• _PROBLEM REQUIREMENTS_
Filter these entries, keeping only lines that hold the word "subtitle".

─── PROVIDED RECORDS ───

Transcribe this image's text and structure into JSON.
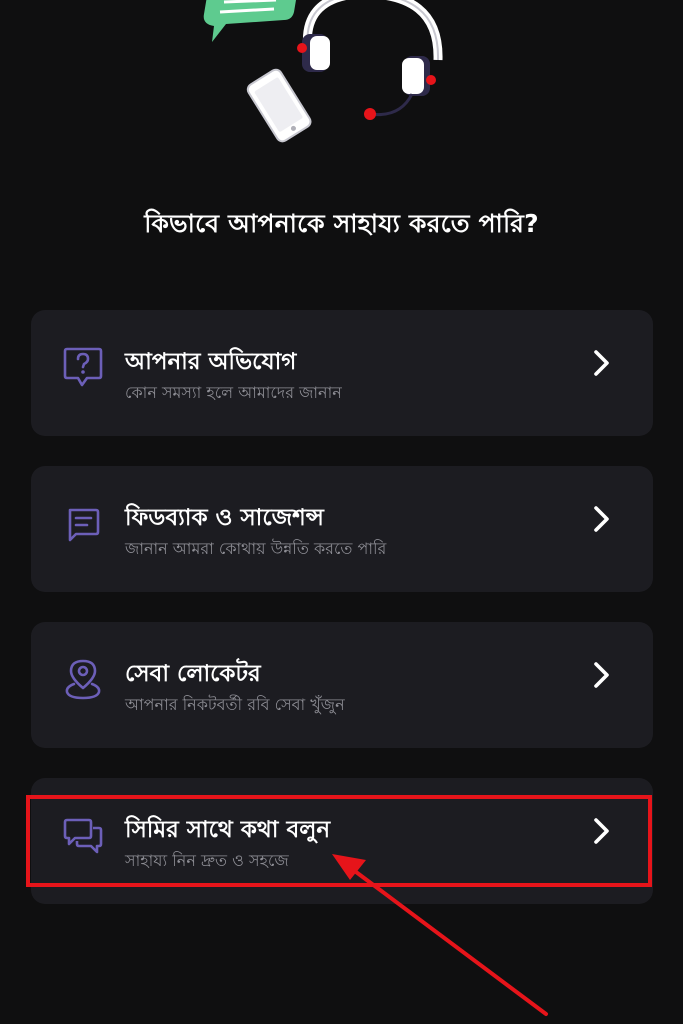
{
  "heading": "কিভাবে আপনাকে সাহায্য করতে পারি?",
  "colors": {
    "background": "#0f0f10",
    "card": "#1c1c21",
    "icon_accent": "#6c5fb8",
    "highlight": "#e6141a",
    "chat_bubble": "#5ecb8f"
  },
  "options": [
    {
      "title": "আপনার অভিযোগ",
      "subtitle": "কোন সমস্যা হলে আমাদের জানান",
      "icon": "question-bubble-icon"
    },
    {
      "title": "ফিডব্যাক ও সাজেশন্স",
      "subtitle": "জানান আমরা কোথায় উন্নতি করতে পারি",
      "icon": "message-lines-icon"
    },
    {
      "title": "সেবা লোকেটর",
      "subtitle": "আপনার নিকটবর্তী রবি সেবা খুঁজুন",
      "icon": "location-pin-icon"
    },
    {
      "title": "সিমির সাথে কথা বলুন",
      "subtitle": "সাহায্য নিন দ্রুত ও সহজে",
      "icon": "chat-bubbles-icon"
    }
  ]
}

───

• _WRITTEN SOLUTION_
      "subtitle": "কোন সমস্যা হলে আমাদের জানান",
      "subtitle": "জানান আমরা কোথায় উন্নতি করতে পারি",
      "subtitle": "আপনার নিকটবর্তী রবি সেবা খুঁজুন",
      "subtitle": "সাহায্য নিন দ্রুত ও সহজে",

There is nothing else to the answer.